>> BEGIN
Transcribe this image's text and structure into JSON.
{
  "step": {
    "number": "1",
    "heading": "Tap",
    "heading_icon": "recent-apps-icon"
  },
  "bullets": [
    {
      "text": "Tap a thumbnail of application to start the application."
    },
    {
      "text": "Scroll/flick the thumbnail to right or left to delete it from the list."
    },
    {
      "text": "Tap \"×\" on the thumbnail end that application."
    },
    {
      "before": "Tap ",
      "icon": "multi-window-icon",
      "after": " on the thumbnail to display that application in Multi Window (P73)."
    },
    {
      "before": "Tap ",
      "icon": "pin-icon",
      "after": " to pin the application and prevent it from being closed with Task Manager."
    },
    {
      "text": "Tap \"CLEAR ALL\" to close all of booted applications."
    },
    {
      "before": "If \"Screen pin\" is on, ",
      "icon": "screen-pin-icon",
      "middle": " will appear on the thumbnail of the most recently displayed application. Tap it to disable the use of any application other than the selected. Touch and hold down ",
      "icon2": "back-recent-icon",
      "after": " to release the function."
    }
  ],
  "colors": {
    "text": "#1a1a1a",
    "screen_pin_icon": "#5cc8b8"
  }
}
>> END
To be done | Show each line of the listing that holds the string "after".

Exercise output |
      "after": " on the thumbnail to display that application in Multi Window (P73)."
      "after": " to pin the application and prevent it from being closed with Task Manager."
      "after": " to release the function."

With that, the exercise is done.